- _WHAT NEEDS TO BE DONE_:
Reproduce all the entries precisely.

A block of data
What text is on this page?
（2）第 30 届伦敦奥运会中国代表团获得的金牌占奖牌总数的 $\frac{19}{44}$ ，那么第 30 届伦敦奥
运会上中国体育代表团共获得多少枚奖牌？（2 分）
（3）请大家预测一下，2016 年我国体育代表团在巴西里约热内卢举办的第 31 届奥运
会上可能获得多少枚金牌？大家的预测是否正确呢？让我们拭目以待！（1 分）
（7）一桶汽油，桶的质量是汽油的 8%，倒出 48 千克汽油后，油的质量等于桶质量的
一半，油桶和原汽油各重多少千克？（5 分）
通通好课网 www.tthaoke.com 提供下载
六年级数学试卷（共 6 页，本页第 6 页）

- _FINISHED TASK_:
What text is on this page?
（2）第 30 届伦敦奥运会中国代表团获得的金牌占奖牌总数的 $\frac{19}{44}$ ，那么第 30 届伦敦奥
运会上中国体育代表团共获得多少枚奖牌？（2 分）
（3）请大家预测一下，2016 年我国体育代表团在巴西里约热内卢举办的第 31 届奥运
会上可能获得多少枚金牌？大家的预测是否正确呢？让我们拭目以待！（1 分）
（7）一桶汽油，桶的质量是汽油的 8%，倒出 48 千克汽油后，油的质量等于桶质量的
一半，油桶和原汽油各重多少千克？（5 分）
通通好课网 www.tthaoke.com 提供下载
六年级数学试卷（共 6 页，本页第 6 页）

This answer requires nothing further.